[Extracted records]
····················
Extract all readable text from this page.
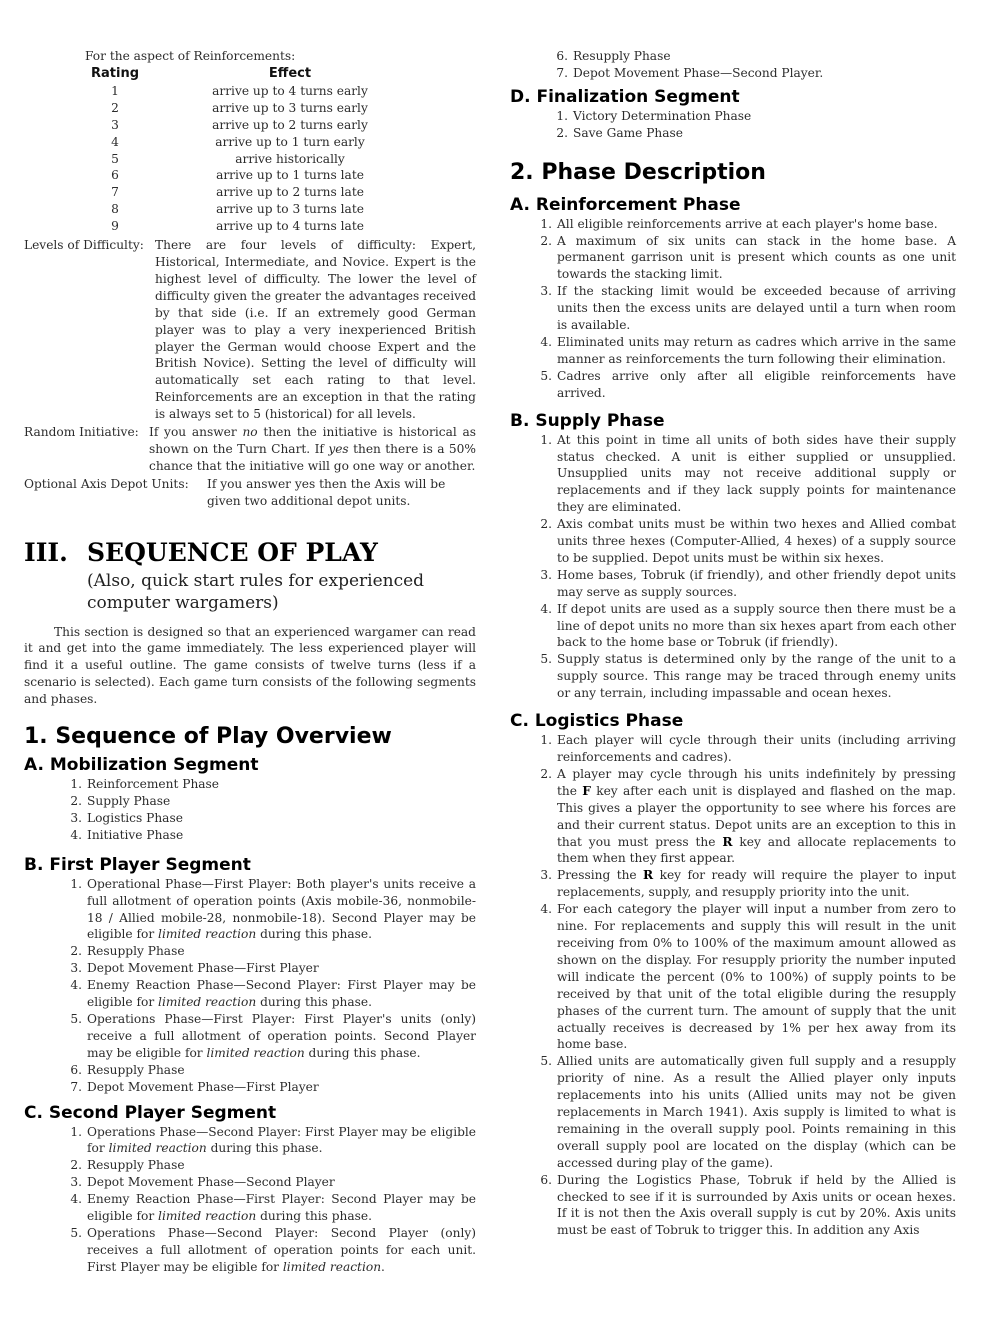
For the aspect of Reinforcements:
Rating	Effect
1	arrive up to 4 turns early
2	arrive up to 3 turns early
3	arrive up to 2 turns early
4	arrive up to 1 turn early
5	arrive historically
6	arrive up to 1 turns late
7	arrive up to 2 turns late
8	arrive up to 3 turns late
9	arrive up to 4 turns late
Levels of Difficulty: There are four levels of difficulty: Expert, Historical, Intermediate, and Novice. Expert is the highest level of difficulty. The lower the level of difficulty given the greater the advantages received by that side (i.e. If an extremely good German player was to play a very inexperienced British player the German would choose Expert and the British Novice). Setting the level of difficulty will automatically set each rating to that level. Reinforcements are an exception in that the rating is always set to 5 (historical) for all levels.
Random Initiative: If you answer no then the initiative is historical as shown on the Turn Chart. If yes then there is a 50% chance that the initiative will go one way or another.
Optional Axis Depot Units:	If you answer yes then the Axis will be given two additional depot units.
III. SEQUENCE OF PLAY
(Also, quick start rules for experienced computer wargamers)
This section is designed so that an experienced wargamer can read it and get into the game immediately. The less experienced player will find it a useful outline. The game consists of twelve turns (less if a scenario is selected). Each game turn consists of the following segments and phases.
1. Sequence of Play Overview
A. Mobilization Segment
1. Reinforcement Phase
2. Supply Phase
3. Logistics Phase
4. Initiative Phase
B. First Player Segment
1. Operational Phase—First Player: Both player's units receive a full allotment of operation points (Axis mobile-36, nonmobile-18 / Allied mobile-28, nonmobile-18). Second Player may be eligible for limited reaction during this phase.
2. Resupply Phase
3. Depot Movement Phase—First Player
4. Enemy Reaction Phase—Second Player: First Player may be eligible for limited reaction during this phase.
5. Operations Phase—First Player: First Player's units (only) receive a full allotment of operation points. Second Player may be eligible for limited reaction during this phase.
6. Resupply Phase
7. Depot Movement Phase—First Player
C. Second Player Segment
1. Operations Phase—Second Player: First Player may be eligible for limited reaction during this phase.
2. Resupply Phase
3. Depot Movement Phase—Second Player
4. Enemy Reaction Phase—First Player: Second Player may be eligible for limited reaction during this phase.
5. Operations Phase—Second Player: Second Player (only) receives a full allotment of operation points for each unit. First Player may be eligible for limited reaction.
6. Resupply Phase
7. Depot Movement Phase—Second Player.
D. Finalization Segment
1. Victory Determination Phase
2. Save Game Phase
2. Phase Description
A. Reinforcement Phase
1. All eligible reinforcements arrive at each player's home base.
2. A maximum of six units can stack in the home base. A permanent garrison unit is present which counts as one unit towards the stacking limit.
3. If the stacking limit would be exceeded because of arriving units then the excess units are delayed until a turn when room is available.
4. Eliminated units may return as cadres which arrive in the same manner as reinforcements the turn following their elimination.
5. Cadres arrive only after all eligible reinforcements have arrived.
B. Supply Phase
1. At this point in time all units of both sides have their supply status checked. A unit is either supplied or unsupplied. Unsupplied units may not receive additional supply or replacements and if they lack supply points for maintenance they are eliminated.
2. Axis combat units must be within two hexes and Allied combat units three hexes (Computer-Allied, 4 hexes) of a supply source to be supplied. Depot units must be within six hexes.
3. Home bases, Tobruk (if friendly), and other friendly depot units may serve as supply sources.
4. If depot units are used as a supply source then there must be a line of depot units no more than six hexes apart from each other back to the home base or Tobruk (if friendly).
5. Supply status is determined only by the range of the unit to a supply source. This range may be traced through enemy units or any terrain, including impassable and ocean hexes.
C. Logistics Phase
1. Each player will cycle through their units (including arriving reinforcements and cadres).
2. A player may cycle through his units indefinitely by pressing the F key after each unit is displayed and flashed on the map. This gives a player the opportunity to see where his forces are and their current status. Depot units are an exception to this in that you must press the R key and allocate replacements to them when they first appear.
3. Pressing the R key for ready will require the player to input replacements, supply, and resupply priority into the unit.
4. For each category the player will input a number from zero to nine. For replacements and supply this will result in the unit receiving from 0% to 100% of the maximum amount allowed as shown on the display. For resupply priority the number inputed will indicate the percent (0% to 100%) of supply points to be received by that unit of the total eligible during the resupply phases of the current turn. The amount of supply that the unit actually receives is decreased by 1% per hex away from its home base.
5. Allied units are automatically given full supply and a resupply priority of nine. As a result the Allied player only inputs replacements into his units (Allied units may not be given replacements in March 1941). Axis supply is limited to what is remaining in the overall supply pool. Points remaining in this overall supply pool are located on the display (which can be accessed during play of the game).
6. During the Logistics Phase, Tobruk if held by the Allied is checked to see if it is surrounded by Axis units or ocean hexes. If it is not then the Axis overall supply is cut by 20%. Axis units must be east of Tobruk to trigger this. In addition any Axis
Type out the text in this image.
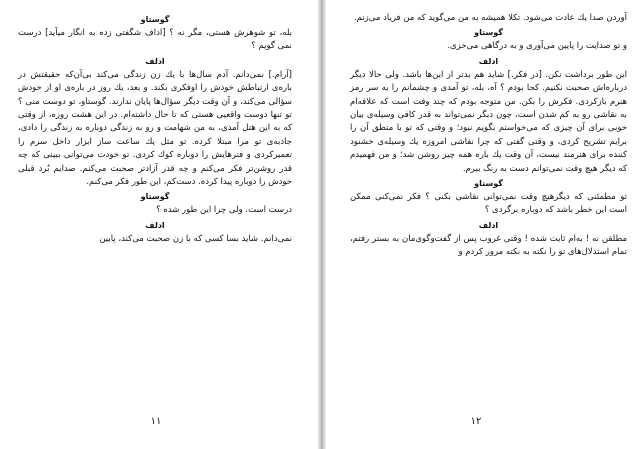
گوستاو

بله، تو شوهرش هستی، مگر نه ؟ [اداف شگفتی زده به انگار میآید] درست نمی گویم ؟

ادلف

[آرام.] نمی‌دانم. آدم سال‌ها با یك زن زندگی می‌كند بی‌آن‌كه حقیقتش در باره‌ی ارتباطش خودش را اوفكری بكند. و بعد، یك روز در باره‌ی او از خودش سؤالی می‌كند، و آن وقت دیگر سؤال‌ها پایان ندارند. گوستاو، تو دوست منی ؟ تو تنها دوست واقعیی هستی كه تا حال داشته‌ام. در این هشت روزه، از وقتی كه به این هتل آمدی، به من شهامت و رو به زندگی دوباره به زندگی را دادی، جاذبه‌ی تو مرا مبتلا كرده. تو مثل یك ساعت ساز ابزار داخل سرم را تعمیركردی و فنرهایش را دوباره كوك كردی. تو خودت می‌توانی ببینی كه چه قدر روشن‌تر فكر می‌كنم و چه قدر آزادتر صحبت می‌كنم. صدایم بُرد قبلی خودش را دوباره پیدا كرده. دست‌كم، این طور فكر می‌كنم.

گوستاو

درست است. ولی چرا این طور شده ؟

ادلف

نمی‌دانم. شاید بسا کسی كه با زن صحبت می‌كند، پایین

١١

آوردن صدا یك عادت می‌شود. تكلا همیشه به من می‌گوید كه من فریاد می‌زنم.

گوستاو

و تو صدایت را پایین می‌آوری و به درگاهی می‌خزی.

ادلف

این طور برداشت نكن. [در فكر.] شاید هم بدتر از این‌ها باشد. ولی حالا دیگر درباره‌اش صحبت نكنیم. كجا بودم ؟ آه، بله، تو آمدی و چشمانم را به سر رمز هنرم بازكردی. فكرش را بكن. من متوجه بودم كه چند وقت است كه علاقه‌ام به نقاشی رو به كم شدن است، چون دیگر نمی‌تواند به قدر كافی وسیله‌ی بیان خوبی برای آن چیزی كه می‌خواستم بگویم نبود؛ و وقتی كه تو با منطق آن را برایم تشریح كردی، و وقتی گفتی كه چرا نقاشی امروزه یك وسیله‌ی خشنود كننده برای هنرمند نیست، آن وقت یك باره همه چیز روشن شد؛ و من فهمیدم كه دیگر هیچ وقت نمی‌توانم دست به رنگ ببرم.

گوستاو

تو مطمئنی كه دیگرهیچ وقت نمی‌توانی نقاشی بكنی ؟ فكر نمی‌كنی ممكن است این خطر باشد كه دوباره برگردی ؟

ادلف

مطلقن نه ! به‌ام ثابت شده ! وقتی غروب پس از گفت‌وگوی‌مان به بستر رفتم، تمام استدلال‌های تو را نكته به نكته مرور كردم و

١٢
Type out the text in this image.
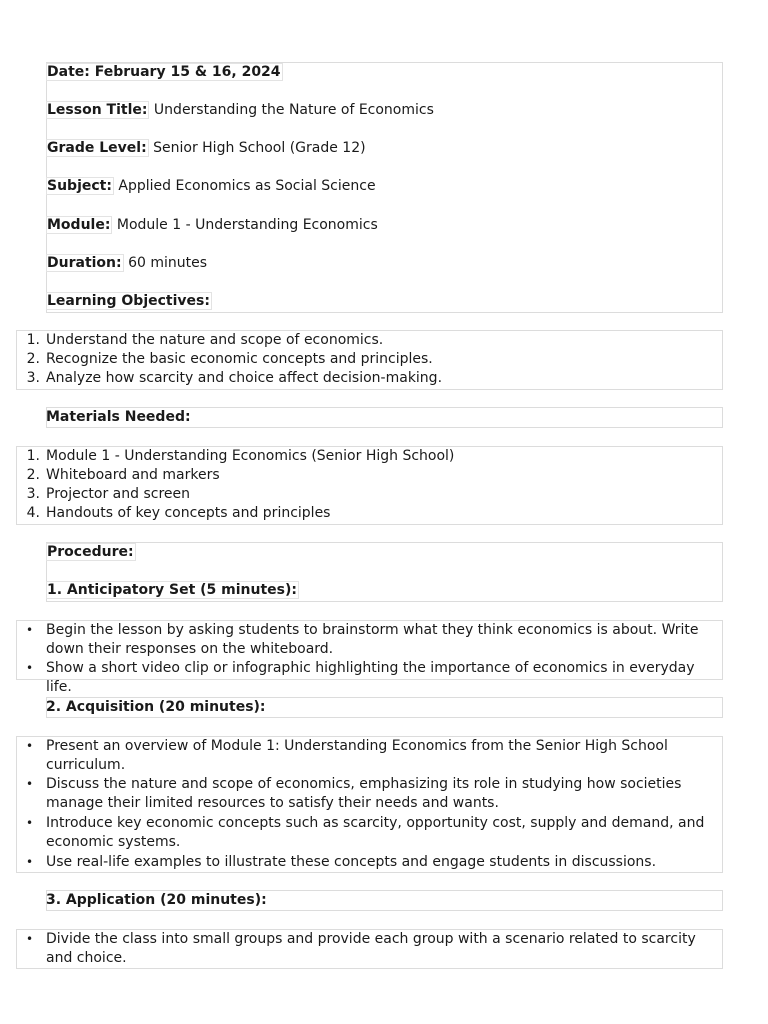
Date: February 15 & 16, 2024
Lesson Title: Understanding the Nature of Economics
Grade Level: Senior High School (Grade 12)
Subject: Applied Economics as Social Science
Module: Module 1 - Understanding Economics
Duration: 60 minutes
Learning Objectives:
1. Understand the nature and scope of economics.
2. Recognize the basic economic concepts and principles.
3. Analyze how scarcity and choice affect decision-making.
Materials Needed:
1. Module 1 - Understanding Economics (Senior High School)
2. Whiteboard and markers
3. Projector and screen
4. Handouts of key concepts and principles
Procedure:
1. Anticipatory Set (5 minutes):
• Begin the lesson by asking students to brainstorm what they think economics is about. Write down their responses on the whiteboard.
• Show a short video clip or infographic highlighting the importance of economics in everyday life.
2. Acquisition (20 minutes):
• Present an overview of Module 1: Understanding Economics from the Senior High School curriculum.
• Discuss the nature and scope of economics, emphasizing its role in studying how societies manage their limited resources to satisfy their needs and wants.
• Introduce key economic concepts such as scarcity, opportunity cost, supply and demand, and economic systems.
• Use real-life examples to illustrate these concepts and engage students in discussions.
3. Application (20 minutes):
• Divide the class into small groups and provide each group with a scenario related to scarcity and choice.
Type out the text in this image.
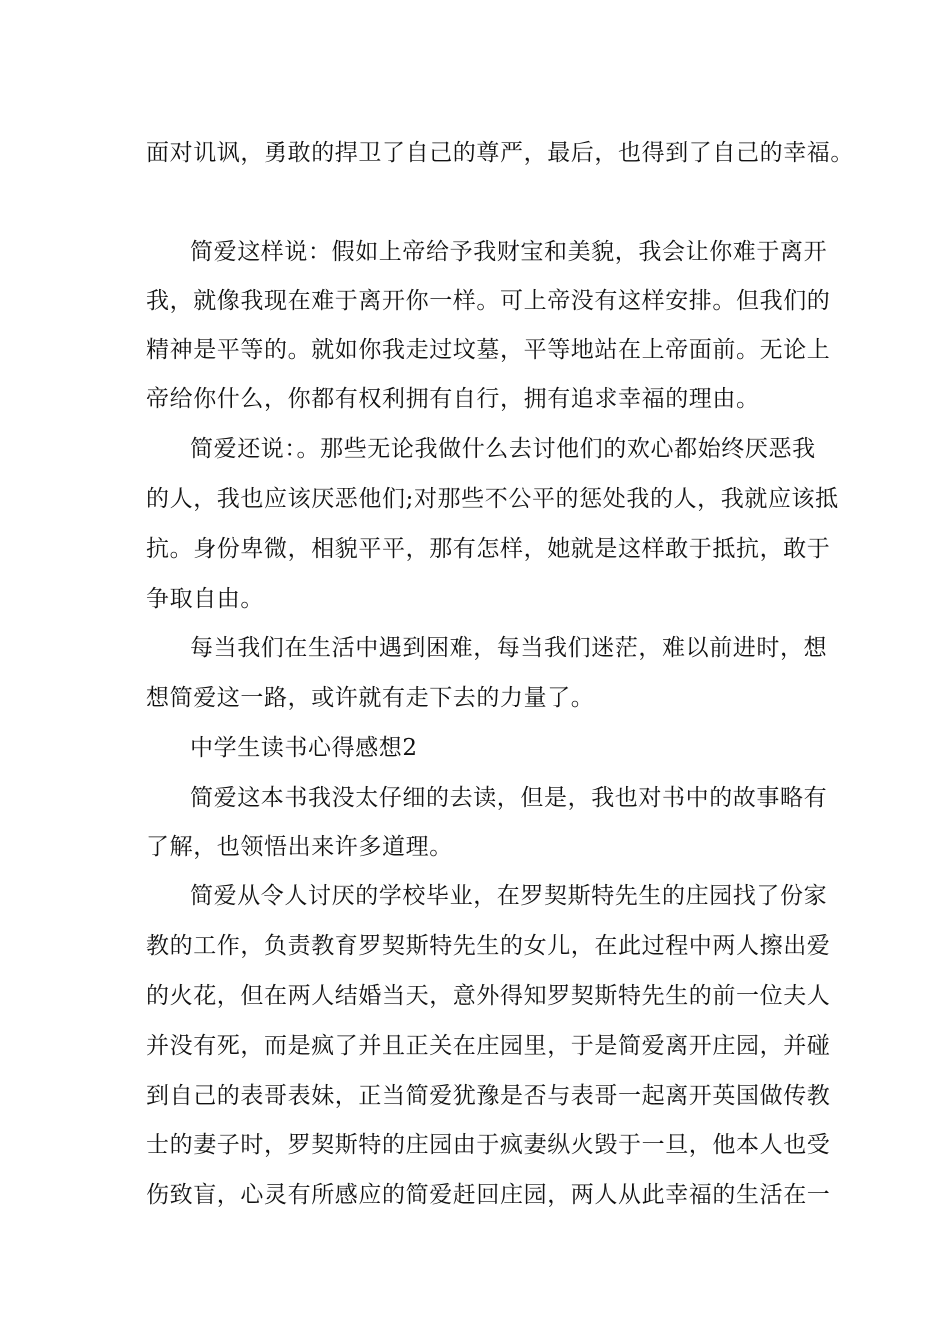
面对讥讽，勇敢的捍卫了自己的尊严，最后，也得到了自己的幸福。
简爱这样说：假如上帝给予我财宝和美貌，我会让你难于离开
我，就像我现在难于离开你一样。可上帝没有这样安排。但我们的
精神是平等的。就如你我走过坟墓，平等地站在上帝面前。无论上
帝给你什么，你都有权利拥有自行，拥有追求幸福的理由。
简爱还说：。那些无论我做什么去讨他们的欢心都始终厌恶我
的人，我也应该厌恶他们;对那些不公平的惩处我的人，我就应该抵
抗。身份卑微，相貌平平，那有怎样，她就是这样敢于抵抗，敢于
争取自由。
每当我们在生活中遇到困难，每当我们迷茫，难以前进时，想
想简爱这一路，或许就有走下去的力量了。
中学生读书心得感想2
简爱这本书我没太仔细的去读，但是，我也对书中的故事略有
了解，也领悟出来许多道理。
简爱从令人讨厌的学校毕业，在罗契斯特先生的庄园找了份家
教的工作，负责教育罗契斯特先生的女儿，在此过程中两人擦出爱
的火花，但在两人结婚当天，意外得知罗契斯特先生的前一位夫人
并没有死，而是疯了并且正关在庄园里，于是简爱离开庄园，并碰
到自己的表哥表妹，正当简爱犹豫是否与表哥一起离开英国做传教
士的妻子时，罗契斯特的庄园由于疯妻纵火毁于一旦，他本人也受
伤致盲，心灵有所感应的简爱赶回庄园，两人从此幸福的生活在一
····················
◆ STATED TASK: Single out each line of the records above with the string "students" in it, and copy it.

◆ ANSWER FOR THE TASK:
• Begin the lesson by asking students to brainstorm what they think economics is about. Write down their responses on the whiteboard.
• Use real-life examples to illustrate these concepts and engage students in discussions.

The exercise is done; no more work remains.